══ Entries ══

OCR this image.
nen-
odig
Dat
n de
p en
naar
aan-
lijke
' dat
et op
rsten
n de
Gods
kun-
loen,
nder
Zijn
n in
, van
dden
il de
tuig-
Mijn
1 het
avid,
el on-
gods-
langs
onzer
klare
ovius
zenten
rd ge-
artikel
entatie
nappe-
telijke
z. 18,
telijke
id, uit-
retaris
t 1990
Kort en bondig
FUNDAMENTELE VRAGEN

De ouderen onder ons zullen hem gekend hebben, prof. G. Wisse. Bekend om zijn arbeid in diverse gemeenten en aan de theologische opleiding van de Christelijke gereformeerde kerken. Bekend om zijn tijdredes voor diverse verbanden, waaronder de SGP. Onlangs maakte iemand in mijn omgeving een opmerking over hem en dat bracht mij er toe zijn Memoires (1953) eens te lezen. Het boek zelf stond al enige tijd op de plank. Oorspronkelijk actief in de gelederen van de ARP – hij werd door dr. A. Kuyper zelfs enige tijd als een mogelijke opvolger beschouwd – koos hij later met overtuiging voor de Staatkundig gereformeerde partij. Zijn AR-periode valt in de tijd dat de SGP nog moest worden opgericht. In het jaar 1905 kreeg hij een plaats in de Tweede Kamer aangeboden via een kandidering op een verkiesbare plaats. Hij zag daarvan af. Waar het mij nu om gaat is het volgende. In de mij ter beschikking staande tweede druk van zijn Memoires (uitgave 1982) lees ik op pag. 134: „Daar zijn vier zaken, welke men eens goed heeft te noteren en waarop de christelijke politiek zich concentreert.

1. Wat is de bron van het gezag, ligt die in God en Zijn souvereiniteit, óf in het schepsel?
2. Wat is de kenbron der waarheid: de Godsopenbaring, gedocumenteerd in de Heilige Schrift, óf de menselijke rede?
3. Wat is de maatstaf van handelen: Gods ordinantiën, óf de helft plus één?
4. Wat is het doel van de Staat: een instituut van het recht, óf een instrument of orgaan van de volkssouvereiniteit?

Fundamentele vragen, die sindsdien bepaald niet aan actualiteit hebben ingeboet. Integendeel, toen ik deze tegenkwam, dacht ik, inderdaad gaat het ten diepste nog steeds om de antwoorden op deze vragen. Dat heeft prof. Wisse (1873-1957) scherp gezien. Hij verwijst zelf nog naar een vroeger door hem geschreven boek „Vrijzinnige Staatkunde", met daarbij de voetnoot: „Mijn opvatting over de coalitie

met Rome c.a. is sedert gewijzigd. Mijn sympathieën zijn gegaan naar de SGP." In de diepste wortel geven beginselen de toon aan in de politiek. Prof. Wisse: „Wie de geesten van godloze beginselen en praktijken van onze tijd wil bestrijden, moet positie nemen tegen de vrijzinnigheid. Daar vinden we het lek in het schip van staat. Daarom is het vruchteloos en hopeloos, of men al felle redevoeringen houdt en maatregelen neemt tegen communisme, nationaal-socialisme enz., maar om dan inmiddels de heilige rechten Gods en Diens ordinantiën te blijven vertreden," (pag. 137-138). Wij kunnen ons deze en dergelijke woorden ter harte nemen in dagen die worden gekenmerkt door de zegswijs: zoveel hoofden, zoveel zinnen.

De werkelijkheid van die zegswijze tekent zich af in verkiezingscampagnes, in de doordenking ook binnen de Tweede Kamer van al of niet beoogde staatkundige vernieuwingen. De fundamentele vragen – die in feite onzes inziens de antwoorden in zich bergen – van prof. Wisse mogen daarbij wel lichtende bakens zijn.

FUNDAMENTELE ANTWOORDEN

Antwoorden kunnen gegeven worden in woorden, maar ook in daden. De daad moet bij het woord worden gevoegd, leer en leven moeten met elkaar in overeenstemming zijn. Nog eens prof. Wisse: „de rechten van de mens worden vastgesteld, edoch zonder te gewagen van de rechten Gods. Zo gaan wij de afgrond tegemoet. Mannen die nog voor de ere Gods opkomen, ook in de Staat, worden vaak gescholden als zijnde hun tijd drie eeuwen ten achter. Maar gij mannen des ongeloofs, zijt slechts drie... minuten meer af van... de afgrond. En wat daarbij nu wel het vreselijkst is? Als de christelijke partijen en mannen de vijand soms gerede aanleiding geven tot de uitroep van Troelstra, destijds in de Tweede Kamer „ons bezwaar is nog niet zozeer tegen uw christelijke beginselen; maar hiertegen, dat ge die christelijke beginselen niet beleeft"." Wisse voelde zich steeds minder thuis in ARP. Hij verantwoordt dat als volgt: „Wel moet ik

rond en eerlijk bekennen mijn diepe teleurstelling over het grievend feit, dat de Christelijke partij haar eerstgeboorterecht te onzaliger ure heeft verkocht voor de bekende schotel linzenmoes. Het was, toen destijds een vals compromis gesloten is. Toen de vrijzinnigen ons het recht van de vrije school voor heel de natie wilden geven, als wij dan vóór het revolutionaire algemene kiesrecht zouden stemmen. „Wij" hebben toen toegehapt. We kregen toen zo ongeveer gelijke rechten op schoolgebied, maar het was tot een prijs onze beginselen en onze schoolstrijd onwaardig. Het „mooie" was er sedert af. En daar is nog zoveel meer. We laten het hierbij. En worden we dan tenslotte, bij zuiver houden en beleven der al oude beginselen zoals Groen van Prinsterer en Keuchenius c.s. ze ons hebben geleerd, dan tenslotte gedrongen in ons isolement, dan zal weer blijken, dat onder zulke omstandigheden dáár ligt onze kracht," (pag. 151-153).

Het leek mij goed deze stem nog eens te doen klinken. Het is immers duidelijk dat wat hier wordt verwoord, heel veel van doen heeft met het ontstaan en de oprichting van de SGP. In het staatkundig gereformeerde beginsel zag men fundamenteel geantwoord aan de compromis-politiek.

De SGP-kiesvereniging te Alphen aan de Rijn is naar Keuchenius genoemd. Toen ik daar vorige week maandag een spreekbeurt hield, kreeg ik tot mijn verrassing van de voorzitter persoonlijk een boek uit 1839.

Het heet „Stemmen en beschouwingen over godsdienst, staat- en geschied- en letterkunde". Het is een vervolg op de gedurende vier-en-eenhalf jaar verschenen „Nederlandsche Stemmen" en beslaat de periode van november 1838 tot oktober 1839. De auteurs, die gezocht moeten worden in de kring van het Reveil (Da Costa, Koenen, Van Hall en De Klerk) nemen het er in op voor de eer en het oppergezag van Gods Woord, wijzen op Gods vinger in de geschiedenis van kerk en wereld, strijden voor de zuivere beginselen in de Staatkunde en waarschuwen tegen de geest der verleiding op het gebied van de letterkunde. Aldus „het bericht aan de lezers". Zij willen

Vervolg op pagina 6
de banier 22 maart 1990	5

═══

What you should do. Your task is to gather every line with the word "vier" and copy it.

Output below.
De ouderen onder ons zullen hem gekend hebben, prof. G. Wisse. Bekend om zijn arbeid in diverse gemeenten en aan de theologische opleiding van de Christelijke gereformeerde kerken. Bekend om zijn tijdredes voor diverse verbanden, waaronder de SGP. Onlangs maakte iemand in mijn omgeving een opmerking over hem en dat bracht mij er toe zijn Memoires (1953) eens te lezen. Het boek zelf stond al enige tijd op de plank. Oorspronkelijk actief in de gelederen van de ARP – hij werd door dr. A. Kuyper zelfs enige tijd als een mogelijke opvolger beschouwd – koos hij later met overtuiging voor de Staatkundig gereformeerde partij. Zijn AR-periode valt in de tijd dat de SGP nog moest worden opgericht. In het jaar 1905 kreeg hij een plaats in de Tweede Kamer aangeboden via een kandidering op een verkiesbare plaats. Hij zag daarvan af. Waar het mij nu om gaat is het volgende. In de mij ter beschikking staande tweede druk van zijn Memoires (uitgave 1982) lees ik op pag. 134: „Daar zijn vier zaken, welke men eens goed heeft te noteren en waarop de christelijke politiek zich concentreert.
Het heet „Stemmen en beschouwingen over godsdienst, staat- en geschied- en letterkunde". Het is een vervolg op de gedurende vier-en-eenhalf jaar verschenen „Nederlandsche Stemmen" en beslaat de periode van november 1838 tot oktober 1839. De auteurs, die gezocht moeten worden in de kring van het Reveil (Da Costa, Koenen, Van Hall en De Klerk) nemen het er in op voor de eer en het oppergezag van Gods Woord, wijzen op Gods vinger in de geschiedenis van kerk en wereld, strijden voor de zuivere beginselen in de Staatkunde en waarschuwen tegen de geest der verleiding op het gebied van de letterkunde. Aldus „het bericht aan de lezers". Zij willen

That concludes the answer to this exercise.